## Goal
State the number of lines in the material below that have "Give" in them, without any other text.

Records that describe figures:
☆ ☆ ☆ ☆ ☆ ☆ ☆

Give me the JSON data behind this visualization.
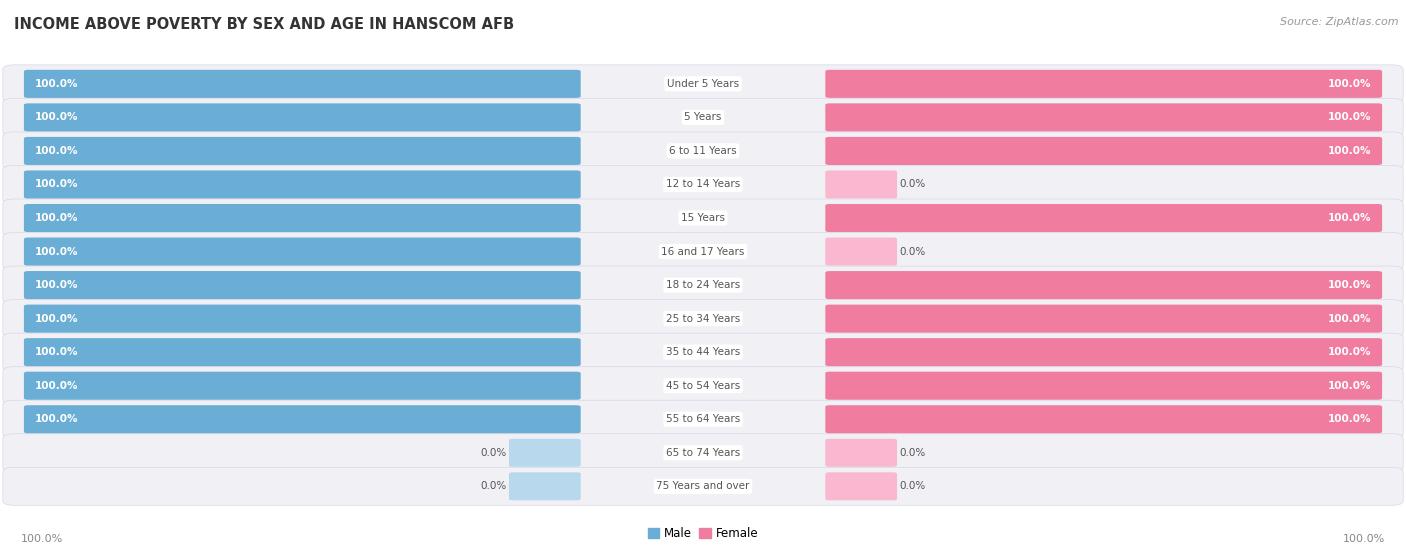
{
  "title": "INCOME ABOVE POVERTY BY SEX AND AGE IN HANSCOM AFB",
  "source": "Source: ZipAtlas.com",
  "categories": [
    "Under 5 Years",
    "5 Years",
    "6 to 11 Years",
    "12 to 14 Years",
    "15 Years",
    "16 and 17 Years",
    "18 to 24 Years",
    "25 to 34 Years",
    "35 to 44 Years",
    "45 to 54 Years",
    "55 to 64 Years",
    "65 to 74 Years",
    "75 Years and over"
  ],
  "male_values": [
    100.0,
    100.0,
    100.0,
    100.0,
    100.0,
    100.0,
    100.0,
    100.0,
    100.0,
    100.0,
    100.0,
    0.0,
    0.0
  ],
  "female_values": [
    100.0,
    100.0,
    100.0,
    0.0,
    100.0,
    0.0,
    100.0,
    100.0,
    100.0,
    100.0,
    100.0,
    0.0,
    0.0
  ],
  "male_color": "#6aadd5",
  "female_color": "#f07ca0",
  "male_color_zero": "#b8d8ed",
  "female_color_zero": "#f9b8cf",
  "row_bg_color": "#f0f0f5",
  "row_border_color": "#e0e0ea",
  "max_value": 100.0,
  "bar_label_color_white": "#ffffff",
  "bar_label_color_dark": "#555555",
  "cat_label_color": "#555555",
  "title_color": "#333333",
  "source_color": "#999999",
  "axis_label_color": "#888888"
}
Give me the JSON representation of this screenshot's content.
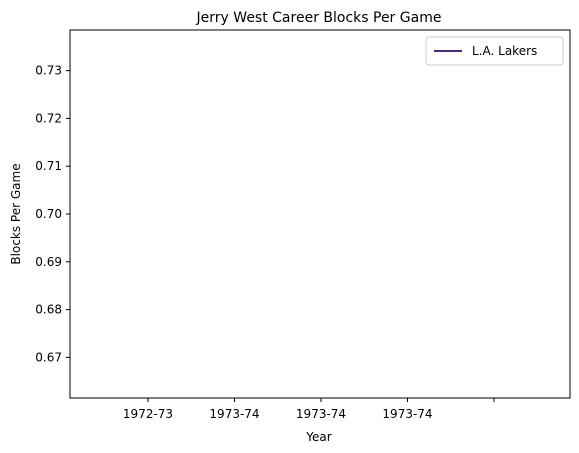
{
  "chart_data": {
    "type": "line",
    "title": "Jerry West Career Blocks Per Game",
    "xlabel": "Year",
    "ylabel": "Blocks Per Game",
    "x_tick_labels": [
      "1972-73",
      "1973-74",
      "1973-74",
      "1973-74",
      ""
    ],
    "y_ticks": [
      0.67,
      0.68,
      0.69,
      0.7,
      0.71,
      0.72,
      0.73
    ],
    "y_tick_labels": [
      "0.67",
      "0.68",
      "0.69",
      "0.70",
      "0.71",
      "0.72",
      "0.73"
    ],
    "ylim": [
      0.6615,
      0.7385
    ],
    "grid": false,
    "legend_position": "top-right",
    "series": [
      {
        "name": "L.A. Lakers",
        "color": "#552583",
        "x": [],
        "y": []
      }
    ]
  }
}
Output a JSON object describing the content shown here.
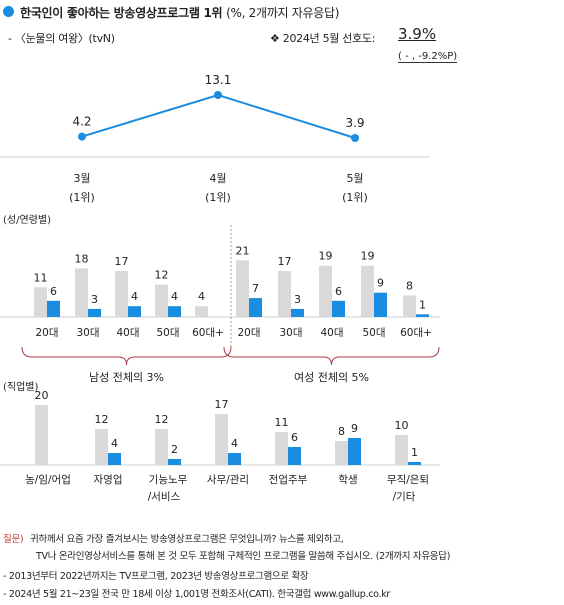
{
  "header": {
    "title": "한국인이 좋아하는 방송영상프로그램 1위",
    "title_unit": "(%, 2개까지 자유응답)",
    "program": "- 〈눈물의 여왕〉(tvN)",
    "pref_prefix": "❖  2024년 5월 선호도:",
    "pref_value": "3.9%",
    "change": "( - , -9.2%P)"
  },
  "chart_data": [
    {
      "type": "line",
      "categories": [
        "3월",
        "4월",
        "5월"
      ],
      "rank_labels": [
        "(1위)",
        "(1위)",
        "(1위)"
      ],
      "values": [
        4.2,
        13.1,
        3.9
      ],
      "color": "#1a8de0"
    },
    {
      "type": "bar",
      "section_label": "(성/연령별)",
      "groups": [
        {
          "label": "남성 전체의 3%",
          "categories": [
            "20대",
            "30대",
            "40대",
            "50대",
            "60대+"
          ],
          "series": [
            {
              "values": [
                11,
                18,
                17,
                12,
                4
              ],
              "color": "#d9d9d9"
            },
            {
              "values": [
                6,
                3,
                4,
                4,
                null
              ],
              "color": "#1a8de0"
            }
          ]
        },
        {
          "label": "여성 전체의 5%",
          "categories": [
            "20대",
            "30대",
            "40대",
            "50대",
            "60대+"
          ],
          "series": [
            {
              "values": [
                21,
                17,
                19,
                19,
                8
              ],
              "color": "#d9d9d9"
            },
            {
              "values": [
                7,
                3,
                6,
                9,
                1
              ],
              "color": "#1a8de0"
            }
          ]
        }
      ]
    },
    {
      "type": "bar",
      "section_label": "(직업별)",
      "categories": [
        "농/임/어업",
        "자영업",
        "기능노무\n/서비스",
        "사무/관리",
        "전업주부",
        "학생",
        "무직/은퇴\n/기타"
      ],
      "series": [
        {
          "values": [
            20,
            12,
            12,
            17,
            11,
            8,
            10
          ],
          "color": "#d9d9d9"
        },
        {
          "values": [
            null,
            4,
            2,
            4,
            6,
            9,
            1
          ],
          "color": "#1a8de0"
        }
      ]
    }
  ],
  "footer": {
    "q_label": "질문)",
    "q_line1": "귀하께서 요즘 가장 즐겨보시는 방송영상프로그램은 무엇입니까? 뉴스를 제외하고,",
    "q_line2": "TV나 온라인영상서비스를 통해 본 것 모두 포함해 구체적인 프로그램을 말씀해 주십시오. (2개까지 자유응답)",
    "note1": "- 2013년부터 2022년까지는 TV프로그램, 2023년 방송영상프로그램으로 확장",
    "note2": "- 2024년 5월 21~23일 전국 만 18세 이상 1,001명 전화조사(CATI). 한국갤럽 www.gallup.co.kr"
  }
}
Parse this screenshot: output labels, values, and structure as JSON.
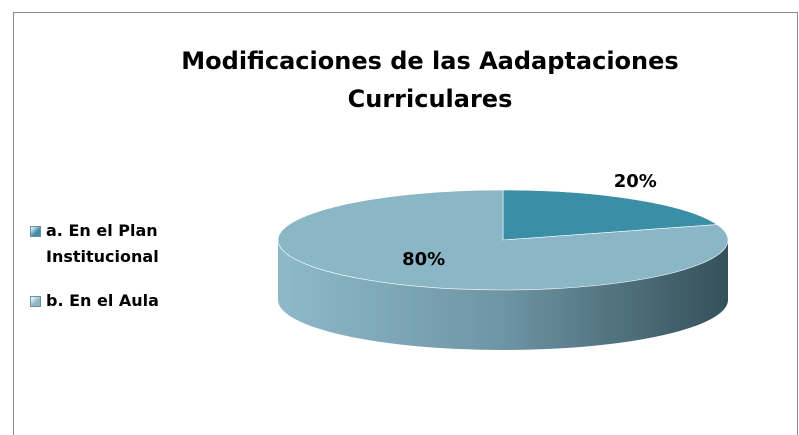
{
  "chart_data": {
    "type": "pie",
    "title": "Modificaciones de las Aadaptaciones Curriculares",
    "categories": [
      "a. En el Plan Institucional",
      "b. En el Aula"
    ],
    "values": [
      20,
      80
    ],
    "value_labels": [
      "20%",
      "80%"
    ],
    "colors": [
      "#3a8ea5",
      "#8ab6c6"
    ],
    "legend": "left"
  }
}
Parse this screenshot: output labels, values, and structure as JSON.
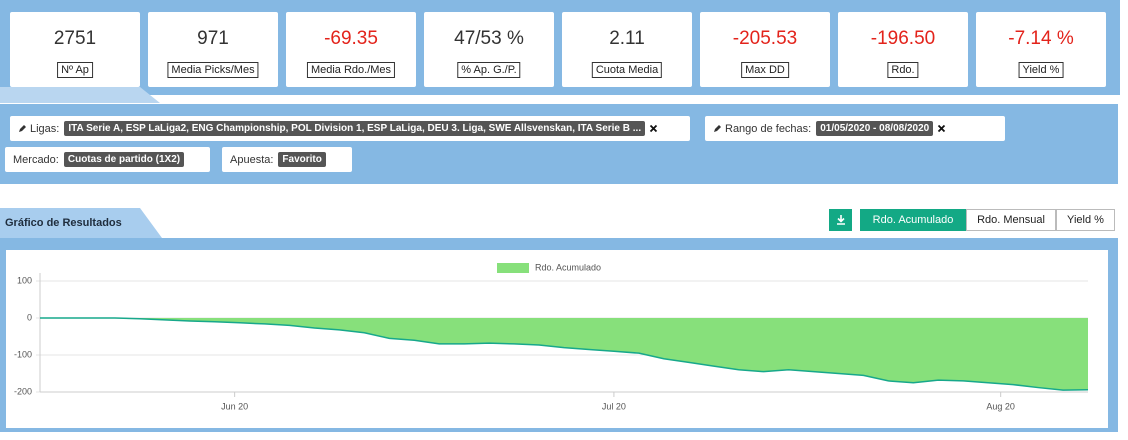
{
  "stats": [
    {
      "value": "2751",
      "label": "Nº Ap",
      "color": "#333333"
    },
    {
      "value": "971",
      "label": "Media Picks/Mes",
      "color": "#333333"
    },
    {
      "value": "-69.35",
      "label": "Media Rdo./Mes",
      "color": "#e3231b"
    },
    {
      "value": "47/53 %",
      "label": "% Ap. G./P.",
      "color": "#333333"
    },
    {
      "value": "2.11",
      "label": "Cuota Media",
      "color": "#333333"
    },
    {
      "value": "-205.53",
      "label": "Max DD",
      "color": "#e3231b"
    },
    {
      "value": "-196.50",
      "label": "Rdo.",
      "color": "#e3231b"
    },
    {
      "value": "-7.14 %",
      "label": "Yield %",
      "color": "#e3231b"
    }
  ],
  "filters": [
    {
      "label": "Ligas:",
      "value": "ITA Serie A, ESP LaLiga2, ENG Championship, POL Division 1, ESP LaLiga, DEU 3. Liga, SWE Allsvenskan, ITA Serie B ...",
      "editable": true,
      "removable": true
    },
    {
      "label": "Rango de fechas:",
      "value": "01/05/2020 - 08/08/2020",
      "editable": true,
      "removable": true
    },
    {
      "label": "Mercado:",
      "value": "Cuotas de partido (1X2)",
      "editable": false,
      "removable": false
    },
    {
      "label": "Apuesta:",
      "value": "Favorito",
      "editable": false,
      "removable": false
    }
  ],
  "chart_panel": {
    "tab": "Gráfico de Resultados",
    "buttons": [
      "Rdo. Acumulado",
      "Rdo. Mensual",
      "Yield %"
    ],
    "active_button": 0
  },
  "chart_data": {
    "type": "area",
    "series": [
      {
        "name": "Rdo. Acumulado",
        "color": "#87e07b",
        "line_color": "#17a88b",
        "values": [
          0,
          0,
          0,
          0,
          -2,
          -5,
          -8,
          -10,
          -13,
          -16,
          -20,
          -27,
          -32,
          -40,
          -55,
          -60,
          -70,
          -70,
          -68,
          -70,
          -73,
          -80,
          -85,
          -90,
          -95,
          -110,
          -120,
          -130,
          -140,
          -145,
          -140,
          -145,
          -150,
          -155,
          -170,
          -175,
          -168,
          -170,
          -175,
          -180,
          -188,
          -195,
          -194
        ]
      }
    ],
    "xlim": [
      0,
      42
    ],
    "xticks": [
      {
        "value": 7.8,
        "label": "Jun 20"
      },
      {
        "value": 23,
        "label": "Jul 20"
      },
      {
        "value": 38.5,
        "label": "Aug 20"
      }
    ],
    "ylim": [
      -200,
      100
    ],
    "yticks": [
      -200,
      -100,
      0,
      100
    ],
    "grid": true,
    "legend": "top"
  }
}
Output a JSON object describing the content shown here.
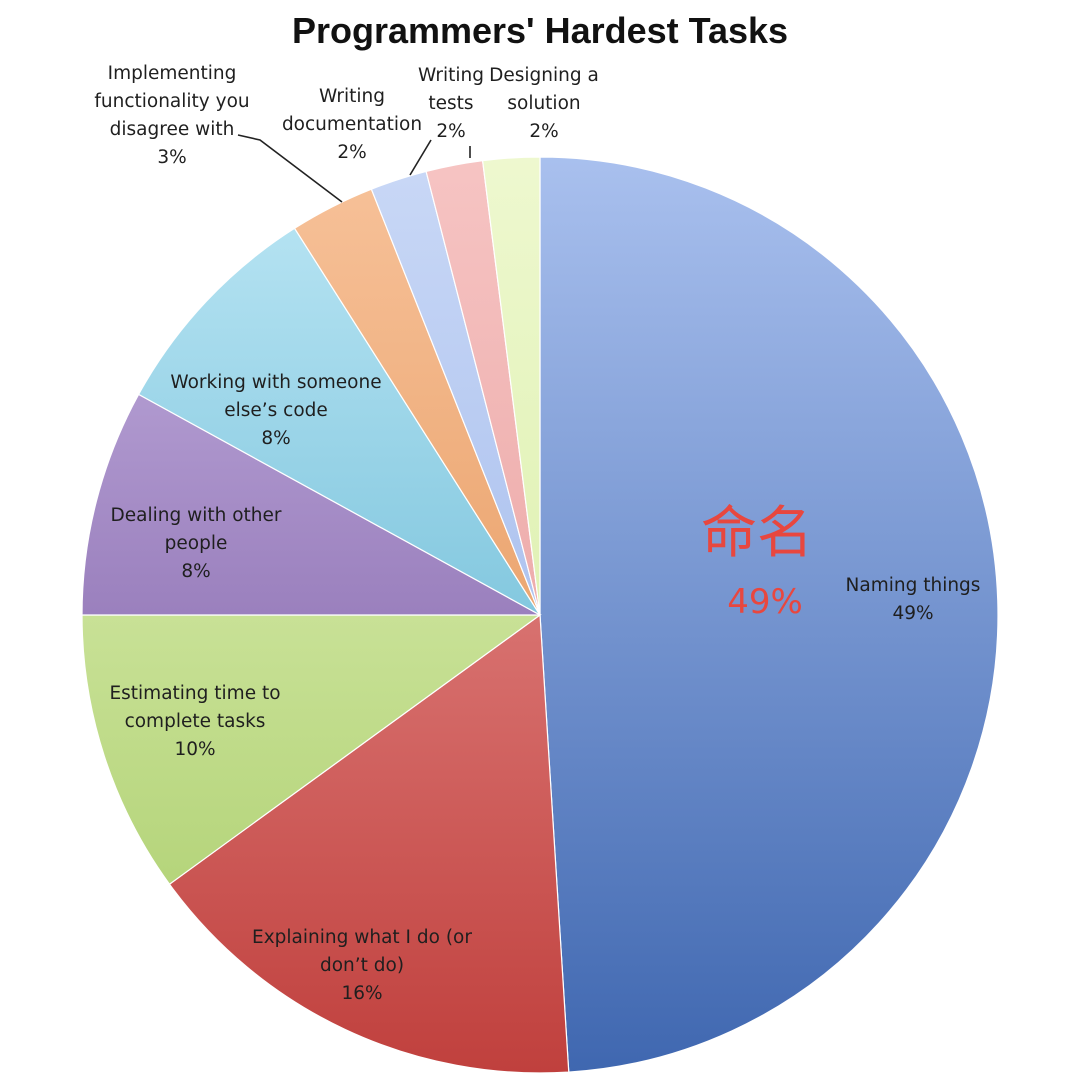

☆ ☆ ☆ ☆ ☆ ☆ ☆

## Full solution
2